SHORT PROBLEM
Without including the pictures, copy out every line below.
━━━ RECORDS FOR THE TASK ━━━
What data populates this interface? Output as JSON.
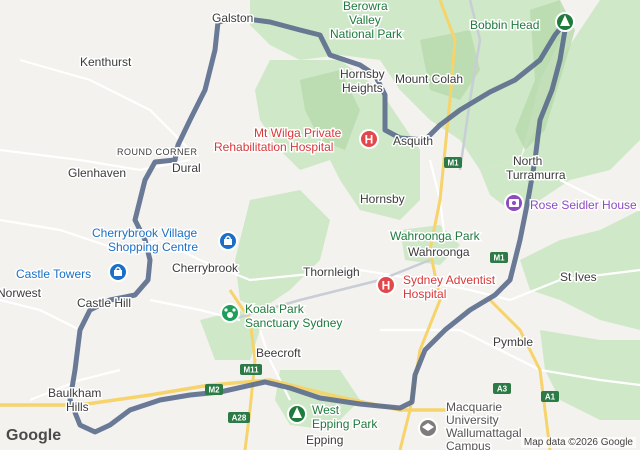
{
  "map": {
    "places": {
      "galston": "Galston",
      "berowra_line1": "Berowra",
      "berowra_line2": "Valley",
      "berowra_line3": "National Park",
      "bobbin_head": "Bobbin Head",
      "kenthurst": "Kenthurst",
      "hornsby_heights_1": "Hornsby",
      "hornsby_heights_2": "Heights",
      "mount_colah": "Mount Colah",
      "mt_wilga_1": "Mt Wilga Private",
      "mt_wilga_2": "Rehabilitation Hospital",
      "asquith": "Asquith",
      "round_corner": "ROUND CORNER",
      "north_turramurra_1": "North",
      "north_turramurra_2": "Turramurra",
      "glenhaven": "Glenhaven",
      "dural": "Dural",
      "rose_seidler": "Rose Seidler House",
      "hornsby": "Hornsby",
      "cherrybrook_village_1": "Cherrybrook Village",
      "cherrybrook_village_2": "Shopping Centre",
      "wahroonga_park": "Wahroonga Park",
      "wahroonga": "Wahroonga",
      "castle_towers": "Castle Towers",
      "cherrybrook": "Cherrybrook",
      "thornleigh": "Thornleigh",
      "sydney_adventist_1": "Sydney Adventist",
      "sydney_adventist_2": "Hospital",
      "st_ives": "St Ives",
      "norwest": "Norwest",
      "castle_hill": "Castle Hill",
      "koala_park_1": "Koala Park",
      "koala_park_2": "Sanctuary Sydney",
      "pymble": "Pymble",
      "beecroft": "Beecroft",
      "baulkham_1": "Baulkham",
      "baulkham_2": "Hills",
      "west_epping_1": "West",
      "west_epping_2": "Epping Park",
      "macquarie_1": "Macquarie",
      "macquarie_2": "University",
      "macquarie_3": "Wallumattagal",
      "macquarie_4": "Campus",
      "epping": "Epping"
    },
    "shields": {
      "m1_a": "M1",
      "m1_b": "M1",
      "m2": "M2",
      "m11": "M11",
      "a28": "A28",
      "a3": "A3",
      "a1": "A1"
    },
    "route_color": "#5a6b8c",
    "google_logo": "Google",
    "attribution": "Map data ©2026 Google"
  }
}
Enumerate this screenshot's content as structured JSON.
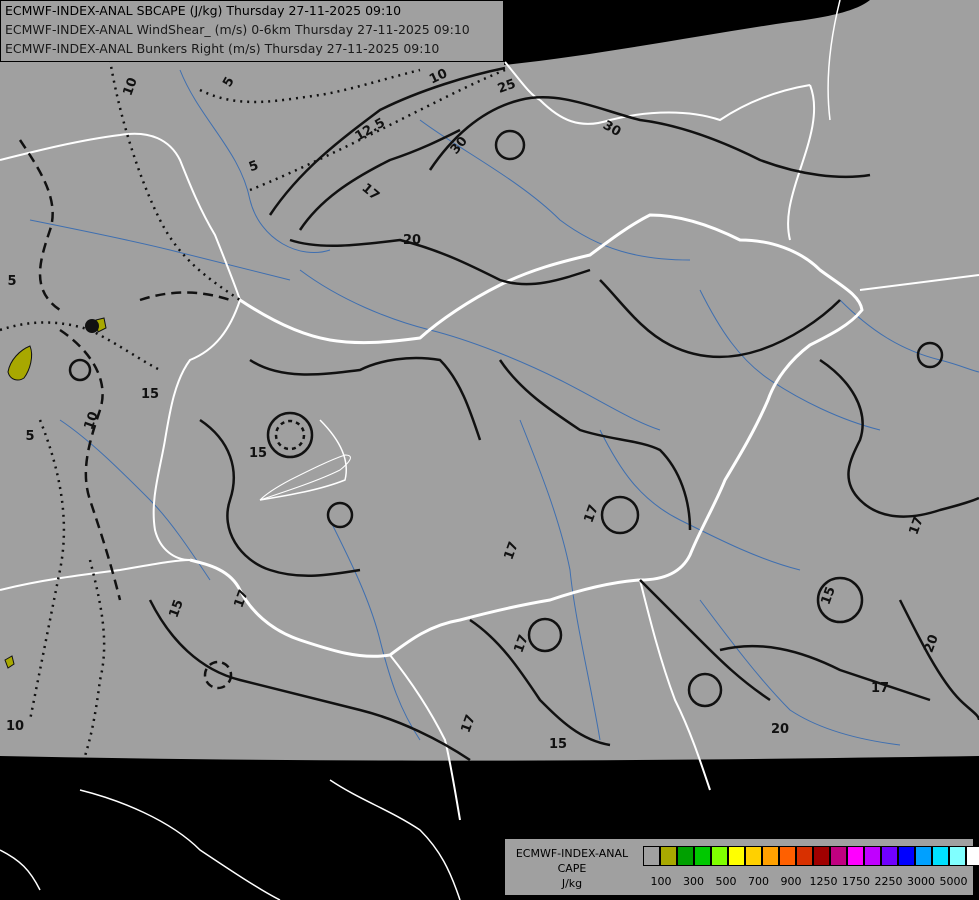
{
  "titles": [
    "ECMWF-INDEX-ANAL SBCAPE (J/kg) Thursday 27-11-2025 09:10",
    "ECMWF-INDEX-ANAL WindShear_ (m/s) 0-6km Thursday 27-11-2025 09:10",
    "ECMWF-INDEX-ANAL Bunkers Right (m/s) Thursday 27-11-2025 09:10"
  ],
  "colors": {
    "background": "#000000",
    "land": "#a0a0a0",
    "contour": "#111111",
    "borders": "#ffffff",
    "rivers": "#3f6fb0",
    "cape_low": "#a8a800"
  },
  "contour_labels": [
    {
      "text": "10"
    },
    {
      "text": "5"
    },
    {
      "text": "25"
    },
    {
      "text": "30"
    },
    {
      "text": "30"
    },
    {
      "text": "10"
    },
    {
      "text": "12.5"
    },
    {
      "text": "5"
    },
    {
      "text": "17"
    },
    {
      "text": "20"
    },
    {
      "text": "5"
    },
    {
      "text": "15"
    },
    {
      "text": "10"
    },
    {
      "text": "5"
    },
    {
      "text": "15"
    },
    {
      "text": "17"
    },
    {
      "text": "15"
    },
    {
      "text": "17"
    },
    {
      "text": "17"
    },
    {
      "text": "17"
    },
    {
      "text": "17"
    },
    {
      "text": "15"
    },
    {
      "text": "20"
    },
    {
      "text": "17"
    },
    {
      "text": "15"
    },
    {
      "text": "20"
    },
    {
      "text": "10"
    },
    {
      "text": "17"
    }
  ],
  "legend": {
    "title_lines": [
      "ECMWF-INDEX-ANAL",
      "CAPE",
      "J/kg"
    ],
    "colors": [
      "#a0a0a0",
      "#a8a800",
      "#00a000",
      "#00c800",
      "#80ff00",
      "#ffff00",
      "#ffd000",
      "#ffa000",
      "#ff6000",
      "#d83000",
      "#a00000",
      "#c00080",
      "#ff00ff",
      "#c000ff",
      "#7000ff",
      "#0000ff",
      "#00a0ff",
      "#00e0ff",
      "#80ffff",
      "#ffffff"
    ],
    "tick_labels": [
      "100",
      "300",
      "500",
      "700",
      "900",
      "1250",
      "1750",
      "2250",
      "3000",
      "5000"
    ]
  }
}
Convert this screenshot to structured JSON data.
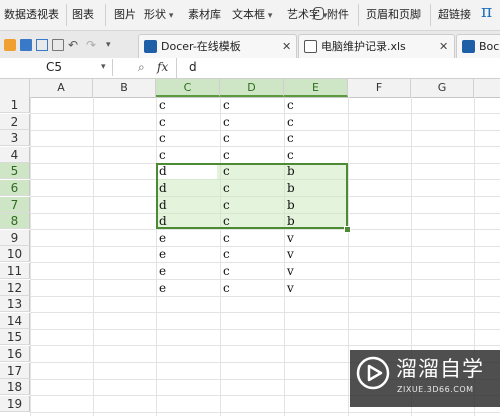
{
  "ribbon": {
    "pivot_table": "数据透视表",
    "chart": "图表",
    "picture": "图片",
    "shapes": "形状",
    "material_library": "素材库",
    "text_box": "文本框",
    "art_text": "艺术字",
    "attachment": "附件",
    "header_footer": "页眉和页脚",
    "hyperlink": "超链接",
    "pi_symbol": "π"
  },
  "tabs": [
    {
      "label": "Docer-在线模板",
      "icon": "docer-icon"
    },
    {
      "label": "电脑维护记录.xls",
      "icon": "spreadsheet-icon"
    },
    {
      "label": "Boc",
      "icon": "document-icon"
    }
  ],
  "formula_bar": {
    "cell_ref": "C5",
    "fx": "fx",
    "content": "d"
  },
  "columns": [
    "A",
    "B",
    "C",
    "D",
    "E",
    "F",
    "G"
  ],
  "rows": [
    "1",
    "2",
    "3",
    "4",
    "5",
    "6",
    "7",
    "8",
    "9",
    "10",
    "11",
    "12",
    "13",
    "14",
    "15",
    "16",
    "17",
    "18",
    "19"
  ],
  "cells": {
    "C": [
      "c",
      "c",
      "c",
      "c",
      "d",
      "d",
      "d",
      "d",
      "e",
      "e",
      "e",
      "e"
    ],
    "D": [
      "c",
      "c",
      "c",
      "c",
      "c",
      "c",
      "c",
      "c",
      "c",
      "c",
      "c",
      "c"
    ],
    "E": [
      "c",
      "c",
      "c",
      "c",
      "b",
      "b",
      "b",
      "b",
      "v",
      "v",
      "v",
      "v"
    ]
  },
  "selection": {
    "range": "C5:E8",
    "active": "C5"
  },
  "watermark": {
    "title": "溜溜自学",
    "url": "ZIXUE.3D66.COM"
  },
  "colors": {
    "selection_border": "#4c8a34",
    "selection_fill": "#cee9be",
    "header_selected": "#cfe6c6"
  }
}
━━━
SOLUTION TO THIS TASK
What data populates this interface? Output as JSON.
{
  "map": {
    "places": {
      "galston": "Galston",
      "berowra_line1": "Berowra",
      "berowra_line2": "Valley",
      "berowra_line3": "National Park",
      "bobbin_head": "Bobbin Head",
      "kenthurst": "Kenthurst",
      "hornsby_heights_1": "Hornsby",
      "hornsby_heights_2": "Heights",
      "mount_colah": "Mount Colah",
      "mt_wilga_1": "Mt Wilga Private",
      "mt_wilga_2": "Rehabilitation Hospital",
      "asquith": "Asquith",
      "round_corner": "ROUND CORNER",
      "north_turramurra_1": "North",
      "north_turramurra_2": "Turramurra",
      "glenhaven": "Glenhaven",
      "dural": "Dural",
      "rose_seidler": "Rose Seidler House",
      "hornsby": "Hornsby",
      "cherrybrook_village_1": "Cherrybrook Village",
      "cherrybrook_village_2": "Shopping Centre",
      "wahroonga_park": "Wahroonga Park",
      "wahroonga": "Wahroonga",
      "castle_towers": "Castle Towers",
      "cherrybrook": "Cherrybrook",
      "thornleigh": "Thornleigh",
      "sydney_adventist_1": "Sydney Adventist",
      "sydney_adventist_2": "Hospital",
      "st_ives": "St Ives",
      "norwest": "Norwest",
      "castle_hill": "Castle Hill",
      "koala_park_1": "Koala Park",
      "koala_park_2": "Sanctuary Sydney",
      "pymble": "Pymble",
      "beecroft": "Beecroft",
      "baulkham_1": "Baulkham",
      "baulkham_2": "Hills",
      "west_epping_1": "West",
      "west_epping_2": "Epping Park",
      "macquarie_1": "Macquarie",
      "macquarie_2": "University",
      "macquarie_3": "Wallumattagal",
      "macquarie_4": "Campus",
      "epping": "Epping"
    },
    "shields": {
      "m1_a": "M1",
      "m1_b": "M1",
      "m2": "M2",
      "m11": "M11",
      "a28": "A28",
      "a3": "A3",
      "a1": "A1"
    },
    "route_color": "#5a6b8c",
    "google_logo": "Google",
    "attribution": "Map data ©2026 Google"
  }
}
Enumerate this screenshot's content as structured JSON.
{
  "titles": [
    "ECMWF-INDEX-ANAL SBCAPE (J/kg) Thursday 27-11-2025 09:10",
    "ECMWF-INDEX-ANAL WindShear_ (m/s) 0-6km Thursday 27-11-2025 09:10",
    "ECMWF-INDEX-ANAL Bunkers Right (m/s) Thursday 27-11-2025 09:10"
  ],
  "colors": {
    "background": "#000000",
    "land": "#a0a0a0",
    "contour": "#111111",
    "borders": "#ffffff",
    "rivers": "#3f6fb0",
    "cape_low": "#a8a800"
  },
  "contour_labels": [
    {
      "text": "10"
    },
    {
      "text": "5"
    },
    {
      "text": "25"
    },
    {
      "text": "30"
    },
    {
      "text": "30"
    },
    {
      "text": "10"
    },
    {
      "text": "12.5"
    },
    {
      "text": "5"
    },
    {
      "text": "17"
    },
    {
      "text": "20"
    },
    {
      "text": "5"
    },
    {
      "text": "15"
    },
    {
      "text": "10"
    },
    {
      "text": "5"
    },
    {
      "text": "15"
    },
    {
      "text": "17"
    },
    {
      "text": "15"
    },
    {
      "text": "17"
    },
    {
      "text": "17"
    },
    {
      "text": "17"
    },
    {
      "text": "17"
    },
    {
      "text": "15"
    },
    {
      "text": "20"
    },
    {
      "text": "17"
    },
    {
      "text": "15"
    },
    {
      "text": "20"
    },
    {
      "text": "10"
    },
    {
      "text": "17"
    }
  ],
  "legend": {
    "title_lines": [
      "ECMWF-INDEX-ANAL",
      "CAPE",
      "J/kg"
    ],
    "colors": [
      "#a0a0a0",
      "#a8a800",
      "#00a000",
      "#00c800",
      "#80ff00",
      "#ffff00",
      "#ffd000",
      "#ffa000",
      "#ff6000",
      "#d83000",
      "#a00000",
      "#c00080",
      "#ff00ff",
      "#c000ff",
      "#7000ff",
      "#0000ff",
      "#00a0ff",
      "#00e0ff",
      "#80ffff",
      "#ffffff"
    ],
    "tick_labels": [
      "100",
      "300",
      "500",
      "700",
      "900",
      "1250",
      "1750",
      "2250",
      "3000",
      "5000"
    ]
  }
}
Convert this screenshot to structured JSON data.
{
  "ribbon": {
    "pivot_table": "数据透视表",
    "chart": "图表",
    "picture": "图片",
    "shapes": "形状",
    "material_library": "素材库",
    "text_box": "文本框",
    "art_text": "艺术字",
    "attachment": "附件",
    "header_footer": "页眉和页脚",
    "hyperlink": "超链接",
    "pi_symbol": "π"
  },
  "tabs": [
    {
      "label": "Docer-在线模板",
      "icon": "docer-icon"
    },
    {
      "label": "电脑维护记录.xls",
      "icon": "spreadsheet-icon"
    },
    {
      "label": "Boc",
      "icon": "document-icon"
    }
  ],
  "formula_bar": {
    "cell_ref": "C5",
    "fx": "fx",
    "content": "d"
  },
  "columns": [
    "A",
    "B",
    "C",
    "D",
    "E",
    "F",
    "G"
  ],
  "rows": [
    "1",
    "2",
    "3",
    "4",
    "5",
    "6",
    "7",
    "8",
    "9",
    "10",
    "11",
    "12",
    "13",
    "14",
    "15",
    "16",
    "17",
    "18",
    "19"
  ],
  "cells": {
    "C": [
      "c",
      "c",
      "c",
      "c",
      "d",
      "d",
      "d",
      "d",
      "e",
      "e",
      "e",
      "e"
    ],
    "D": [
      "c",
      "c",
      "c",
      "c",
      "c",
      "c",
      "c",
      "c",
      "c",
      "c",
      "c",
      "c"
    ],
    "E": [
      "c",
      "c",
      "c",
      "c",
      "b",
      "b",
      "b",
      "b",
      "v",
      "v",
      "v",
      "v"
    ]
  },
  "selection": {
    "range": "C5:E8",
    "active": "C5"
  },
  "watermark": {
    "title": "溜溜自学",
    "url": "ZIXUE.3D66.COM"
  },
  "colors": {
    "selection_border": "#4c8a34",
    "selection_fill": "#cee9be",
    "header_selected": "#cfe6c6"
  }
}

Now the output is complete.